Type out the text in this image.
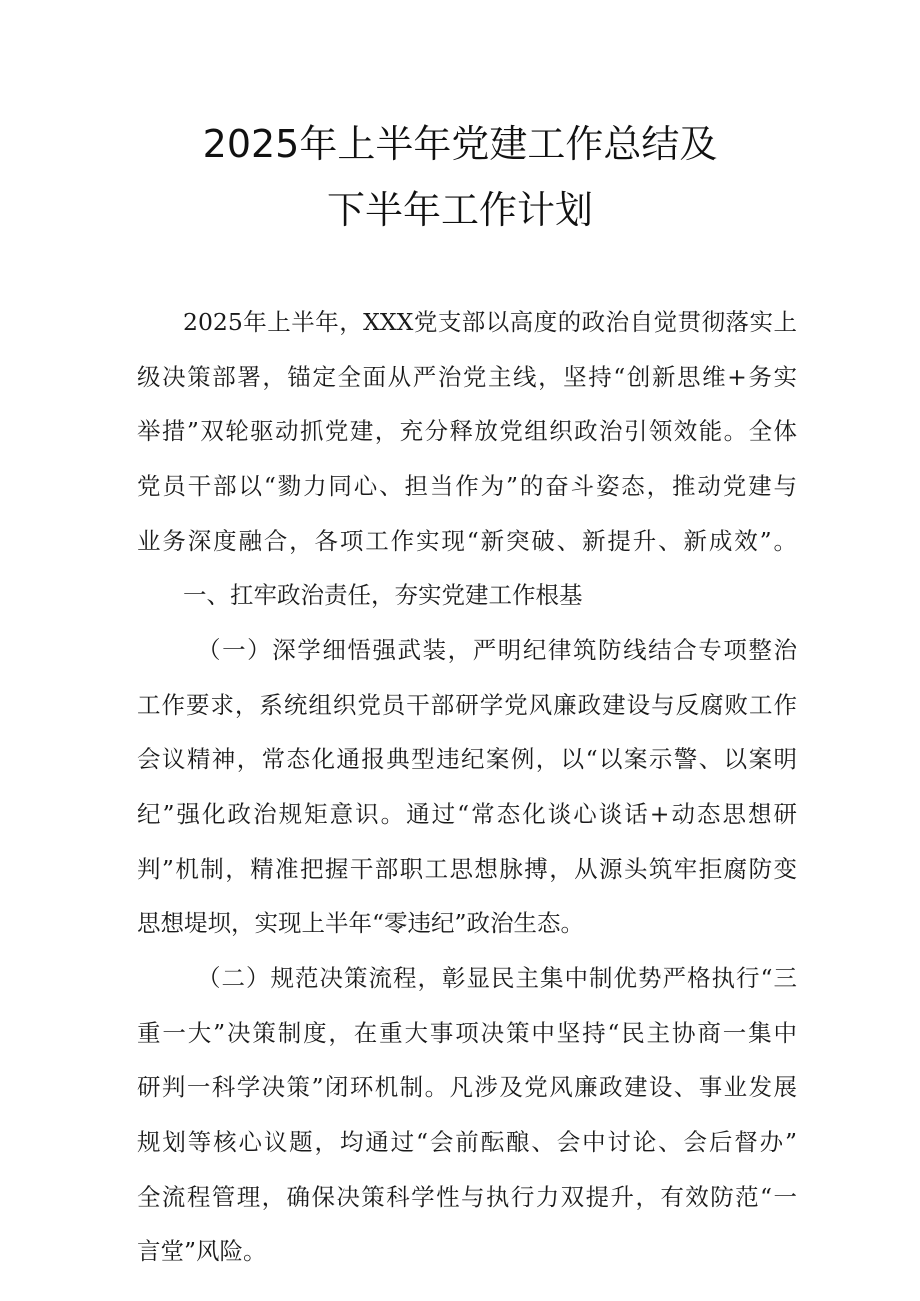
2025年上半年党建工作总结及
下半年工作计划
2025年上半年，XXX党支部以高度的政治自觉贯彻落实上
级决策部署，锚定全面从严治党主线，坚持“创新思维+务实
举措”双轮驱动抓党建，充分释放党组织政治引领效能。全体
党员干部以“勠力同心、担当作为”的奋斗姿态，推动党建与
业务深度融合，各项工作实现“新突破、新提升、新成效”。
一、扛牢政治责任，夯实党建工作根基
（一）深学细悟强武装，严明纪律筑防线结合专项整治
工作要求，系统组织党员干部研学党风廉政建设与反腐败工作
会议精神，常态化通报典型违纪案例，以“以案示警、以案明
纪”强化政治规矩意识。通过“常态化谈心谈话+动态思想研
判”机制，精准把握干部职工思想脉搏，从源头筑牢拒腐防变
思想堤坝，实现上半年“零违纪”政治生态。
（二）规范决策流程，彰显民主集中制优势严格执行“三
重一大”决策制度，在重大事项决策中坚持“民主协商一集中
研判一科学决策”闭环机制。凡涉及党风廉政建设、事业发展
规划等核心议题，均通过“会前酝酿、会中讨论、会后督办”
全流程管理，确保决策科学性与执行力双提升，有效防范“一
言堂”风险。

§ **Task to carry out**: Give the data above again in full and unchanged, skipping the pictures.

§ **The reply**:
Type out the text in this image.
2025年上半年党建工作总结及
下半年工作计划
2025年上半年，XXX党支部以高度的政治自觉贯彻落实上
级决策部署，锚定全面从严治党主线，坚持“创新思维+务实
举措”双轮驱动抓党建，充分释放党组织政治引领效能。全体
党员干部以“勠力同心、担当作为”的奋斗姿态，推动党建与
业务深度融合，各项工作实现“新突破、新提升、新成效”。
一、扛牢政治责任，夯实党建工作根基
（一）深学细悟强武装，严明纪律筑防线结合专项整治
工作要求，系统组织党员干部研学党风廉政建设与反腐败工作
会议精神，常态化通报典型违纪案例，以“以案示警、以案明
纪”强化政治规矩意识。通过“常态化谈心谈话+动态思想研
判”机制，精准把握干部职工思想脉搏，从源头筑牢拒腐防变
思想堤坝，实现上半年“零违纪”政治生态。
（二）规范决策流程，彰显民主集中制优势严格执行“三
重一大”决策制度，在重大事项决策中坚持“民主协商一集中
研判一科学决策”闭环机制。凡涉及党风廉政建设、事业发展
规划等核心议题，均通过“会前酝酿、会中讨论、会后督办”
全流程管理，确保决策科学性与执行力双提升，有效防范“一
言堂”风险。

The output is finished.